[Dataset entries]
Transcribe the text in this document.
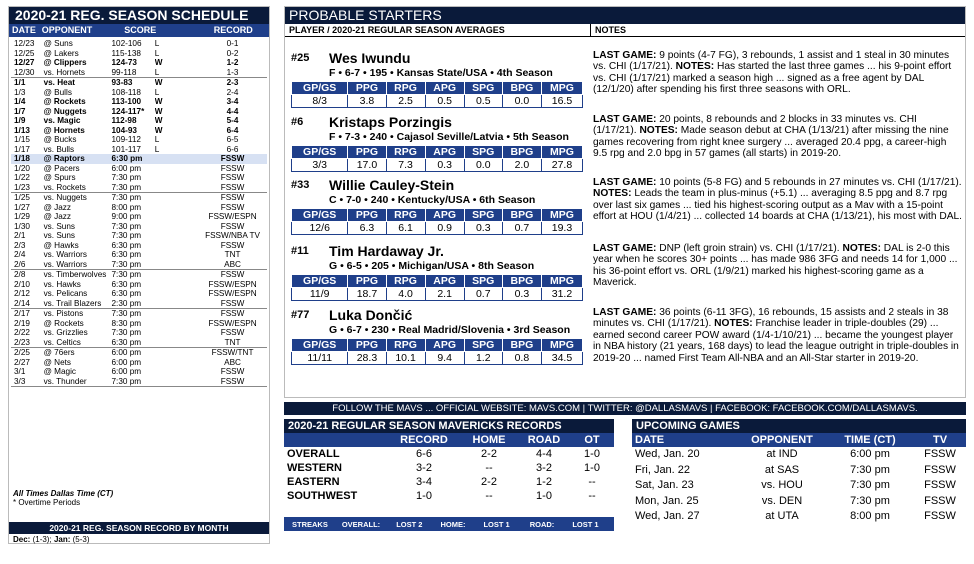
2020-21 REG. SEASON SCHEDULE
DATE OPPONENT	SCORE	RECORD
12/23	@ Suns	102-106	L	0-1
12/25	@ Lakers	115-138	L	0-2
12/27	@ Clippers	124-73	W	1-2
12/30	vs. Hornets	99-118	L	1-3
1/1	vs. Heat	93-83	W	2-3
1/3	@ Bulls	108-118	L	2-4
1/4	@ Rockets	113-100	W	3-4
1/7	@ Nuggets	124-117*	W	4-4
1/9	vs. Magic	112-98	W	5-4
1/13	@ Hornets	104-93	W	6-4
1/15	@ Bucks	109-112	L	6-5
1/17	vs. Bulls	101-117	L	6-6
1/18	@ Raptors	6:30 pm	FSSW
1/20	@ Pacers	6:00 pm	FSSW
1/22	@ Spurs	7:30 pm	FSSW
1/23	vs. Rockets	7:30 pm	FSSW
1/25	vs. Nuggets	7:30 pm	FSSW
1/27	@ Jazz	8:00 pm	FSSW
1/29	@ Jazz	9:00 pm	FSSW/ESPN
1/30	vs. Suns	7:30 pm	FSSW
2/1	vs. Suns	7:30 pm	FSSW/NBA TV
2/3	@ Hawks	6:30 pm	FSSW
2/4	vs. Warriors	6:30 pm	TNT
2/6	vs. Warriors	7:30 pm	ABC
2/8	vs. Timberwolves 7:30 pm	FSSW
2/10	vs. Hawks	6:30 pm	FSSW/ESPN
2/12	vs. Pelicans	6:30 pm	FSSW/ESPN
2/14	vs. Trail Blazers	2:30 pm	FSSW
2/17	vs. Pistons	7:30 pm	FSSW
2/19	@ Rockets	8:30 pm	FSSW/ESPN
2/22	vs. Grizzlies	7:30 pm	FSSW
2/23	vs. Celtics	6:30 pm	TNT
2/25	@ 76ers	6:00 pm	FSSW/TNT
2/27	@ Nets	6:00 pm	ABC
3/1	@ Magic	6:00 pm	FSSW
3/3	vs. Thunder	7:30 pm	FSSW
All Times Dallas Time (CT)
* Overtime Periods
2020-21 REG. SEASON RECORD BY MONTH
Dec: (1-3); Jan: (5-3)
PROBABLE STARTERS
PLAYER / 2020-21 REGULAR SEASON AVERAGES	NOTES
#25 Wes Iwundu
F • 6-7 • 195 • Kansas State/USA • 4th Season
GP/GS	PPG	RPG	APG	SPG	BPG	MPG
8/3	3.8	2.5	0.5	0.5	0.0	16.5
LAST GAME: 9 points (4-7 FG), 3 rebounds, 1 assist and 1 steal in 30 minutes vs. CHI (1/17/21). NOTES: Has started the last three games ... his 9-point effort vs. CHI (1/17/21) marked a season high ... signed as a free agent by DAL (12/1/20) after spending his first three seasons with ORL.
#6 Kristaps Porzingis
F • 7-3 • 240 • Cajasol Seville/Latvia • 5th Season
GP/GS	PPG	RPG	APG	SPG	BPG	MPG
3/3	17.0	7.3	0.3	0.0	2.0	27.8
LAST GAME: 20 points, 8 rebounds and 2 blocks in 33 minutes vs. CHI (1/17/21). NOTES: Made season debut at CHA (1/13/21) after missing the nine games recovering from right knee surgery ... averaged 20.4 ppg, a career-high 9.5 rpg and 2.0 bpg in 57 games (all starts) in 2019-20.
#33 Willie Cauley-Stein
C • 7-0 • 240 • Kentucky/USA • 6th Season
GP/GS	PPG	RPG	APG	SPG	BPG	MPG
12/6	6.3	6.1	0.9	0.3	0.7	19.3
LAST GAME: 10 points (5-8 FG) and 5 rebounds in 27 minutes vs. CHI (1/17/21). NOTES: Leads the team in plus-minus (+5.1) ... averaging 8.5 ppg and 8.7 rpg over last six games ... tied his highest-scoring output as a Mav with a 15-point effort at HOU (1/4/21) ... collected 14 boards at CHA (1/13/21), his most with DAL.
#11 Tim Hardaway Jr.
G • 6-5 • 205 • Michigan/USA • 8th Season
GP/GS	PPG	RPG	APG	SPG	BPG	MPG
11/9	18.7	4.0	2.1	0.7	0.3	31.2
LAST GAME: DNP (left groin strain) vs. CHI (1/17/21). NOTES: DAL is 2-0 this year when he scores 30+ points ... has made 986 3FG and needs 14 for 1,000 ... his 36-point effort vs. ORL (1/9/21) marked his highest-scoring game as a Maverick.
#77 Luka Dončić
G • 6-7 • 230 • Real Madrid/Slovenia • 3rd Season
GP/GS	PPG	RPG	APG	SPG	BPG	MPG
11/11	28.3	10.1	9.4	1.2	0.8	34.5
LAST GAME: 36 points (6-11 3FG), 16 rebounds, 15 assists and 2 steals in 38 minutes vs. CHI (1/17/21). NOTES: Franchise leader in triple-doubles (29) ... earned second career POW award (1/4-1/10/21) ... became the youngest player in NBA history (21 years, 168 days) to lead the league outright in triple-doubles in 2019-20 ... named First Team All-NBA and an All-Star starter in 2019-20.
FOLLOW THE MAVS ... OFFICIAL WEBSITE: MAVS.COM | TWITTER: @DALLASMAVS | FACEBOOK: FACEBOOK.COM/DALLASMAVS.
2020-21 REGULAR SEASON MAVERICKS RECORDS
RECORD	HOME	ROAD	OT
OVERALL	6-6	2-2	4-4	1-0
WESTERN	3-2	--	3-2	1-0
EASTERN	3-4	2-2	1-2	--
SOUTHWEST	1-0	--	1-0	--
STREAKS OVERALL: LOST 2 HOME: LOST 1	ROAD: LOST 1
UPCOMING GAMES
DATE	OPPONENT	TIME (CT)	TV
Wed, Jan. 20	at IND	6:00 pm	FSSW
Fri, Jan. 22	at SAS	7:30 pm	FSSW
Sat, Jan. 23	vs. HOU	7:30 pm	FSSW
Mon, Jan. 25	vs. DEN	7:30 pm	FSSW
Wed, Jan. 27	at UTA	8:00 pm	FSSW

◆ Given exercise ◆
Your copy should match the records word for word, with the pictures removed.

◆ Output for this exercise ◆
Transcribe the text in this document.
2020-21 REG. SEASON SCHEDULE
DATE OPPONENT	SCORE	RECORD
12/23	@ Suns	102-106	L	0-1
12/25	@ Lakers	115-138	L	0-2
12/27	@ Clippers	124-73	W	1-2
12/30	vs. Hornets	99-118	L	1-3
1/1	vs. Heat	93-83	W	2-3
1/3	@ Bulls	108-118	L	2-4
1/4	@ Rockets	113-100	W	3-4
1/7	@ Nuggets	124-117*	W	4-4
1/9	vs. Magic	112-98	W	5-4
1/13	@ Hornets	104-93	W	6-4
1/15	@ Bucks	109-112	L	6-5
1/17	vs. Bulls	101-117	L	6-6
1/18	@ Raptors	6:30 pm	FSSW
1/20	@ Pacers	6:00 pm	FSSW
1/22	@ Spurs	7:30 pm	FSSW
1/23	vs. Rockets	7:30 pm	FSSW
1/25	vs. Nuggets	7:30 pm	FSSW
1/27	@ Jazz	8:00 pm	FSSW
1/29	@ Jazz	9:00 pm	FSSW/ESPN
1/30	vs. Suns	7:30 pm	FSSW
2/1	vs. Suns	7:30 pm	FSSW/NBA TV
2/3	@ Hawks	6:30 pm	FSSW
2/4	vs. Warriors	6:30 pm	TNT
2/6	vs. Warriors	7:30 pm	ABC
2/8	vs. Timberwolves 7:30 pm	FSSW
2/10	vs. Hawks	6:30 pm	FSSW/ESPN
2/12	vs. Pelicans	6:30 pm	FSSW/ESPN
2/14	vs. Trail Blazers	2:30 pm	FSSW
2/17	vs. Pistons	7:30 pm	FSSW
2/19	@ Rockets	8:30 pm	FSSW/ESPN
2/22	vs. Grizzlies	7:30 pm	FSSW
2/23	vs. Celtics	6:30 pm	TNT
2/25	@ 76ers	6:00 pm	FSSW/TNT
2/27	@ Nets	6:00 pm	ABC
3/1	@ Magic	6:00 pm	FSSW
3/3	vs. Thunder	7:30 pm	FSSW
All Times Dallas Time (CT)
* Overtime Periods
2020-21 REG. SEASON RECORD BY MONTH
Dec: (1-3); Jan: (5-3)
PROBABLE STARTERS
PLAYER / 2020-21 REGULAR SEASON AVERAGES	NOTES
#25 Wes Iwundu
F • 6-7 • 195 • Kansas State/USA • 4th Season
GP/GS	PPG	RPG	APG	SPG	BPG	MPG
8/3	3.8	2.5	0.5	0.5	0.0	16.5
LAST GAME: 9 points (4-7 FG), 3 rebounds, 1 assist and 1 steal in 30 minutes vs. CHI (1/17/21). NOTES: Has started the last three games ... his 9-point effort vs. CHI (1/17/21) marked a season high ... signed as a free agent by DAL (12/1/20) after spending his first three seasons with ORL.
#6 Kristaps Porzingis
F • 7-3 • 240 • Cajasol Seville/Latvia • 5th Season
GP/GS	PPG	RPG	APG	SPG	BPG	MPG
3/3	17.0	7.3	0.3	0.0	2.0	27.8
LAST GAME: 20 points, 8 rebounds and 2 blocks in 33 minutes vs. CHI (1/17/21). NOTES: Made season debut at CHA (1/13/21) after missing the nine games recovering from right knee surgery ... averaged 20.4 ppg, a career-high 9.5 rpg and 2.0 bpg in 57 games (all starts) in 2019-20.
#33 Willie Cauley-Stein
C • 7-0 • 240 • Kentucky/USA • 6th Season
GP/GS	PPG	RPG	APG	SPG	BPG	MPG
12/6	6.3	6.1	0.9	0.3	0.7	19.3
LAST GAME: 10 points (5-8 FG) and 5 rebounds in 27 minutes vs. CHI (1/17/21). NOTES: Leads the team in plus-minus (+5.1) ... averaging 8.5 ppg and 8.7 rpg over last six games ... tied his highest-scoring output as a Mav with a 15-point effort at HOU (1/4/21) ... collected 14 boards at CHA (1/13/21), his most with DAL.
#11 Tim Hardaway Jr.
G • 6-5 • 205 • Michigan/USA • 8th Season
GP/GS	PPG	RPG	APG	SPG	BPG	MPG
11/9	18.7	4.0	2.1	0.7	0.3	31.2
LAST GAME: DNP (left groin strain) vs. CHI (1/17/21). NOTES: DAL is 2-0 this year when he scores 30+ points ... has made 986 3FG and needs 14 for 1,000 ... his 36-point effort vs. ORL (1/9/21) marked his highest-scoring game as a Maverick.
#77 Luka Dončić
G • 6-7 • 230 • Real Madrid/Slovenia • 3rd Season
GP/GS	PPG	RPG	APG	SPG	BPG	MPG
11/11	28.3	10.1	9.4	1.2	0.8	34.5
LAST GAME: 36 points (6-11 3FG), 16 rebounds, 15 assists and 2 steals in 38 minutes vs. CHI (1/17/21). NOTES: Franchise leader in triple-doubles (29) ... earned second career POW award (1/4-1/10/21) ... became the youngest player in NBA history (21 years, 168 days) to lead the league outright in triple-doubles in 2019-20 ... named First Team All-NBA and an All-Star starter in 2019-20.
FOLLOW THE MAVS ... OFFICIAL WEBSITE: MAVS.COM | TWITTER: @DALLASMAVS | FACEBOOK: FACEBOOK.COM/DALLASMAVS.
2020-21 REGULAR SEASON MAVERICKS RECORDS
RECORD	HOME	ROAD	OT
OVERALL	6-6	2-2	4-4	1-0
WESTERN	3-2	--	3-2	1-0
EASTERN	3-4	2-2	1-2	--
SOUTHWEST	1-0	--	1-0	--
STREAKS OVERALL: LOST 2 HOME: LOST 1	ROAD: LOST 1
UPCOMING GAMES
DATE	OPPONENT	TIME (CT)	TV
Wed, Jan. 20	at IND	6:00 pm	FSSW
Fri, Jan. 22	at SAS	7:30 pm	FSSW
Sat, Jan. 23	vs. HOU	7:30 pm	FSSW
Mon, Jan. 25	vs. DEN	7:30 pm	FSSW
Wed, Jan. 27	at UTA	8:00 pm	FSSW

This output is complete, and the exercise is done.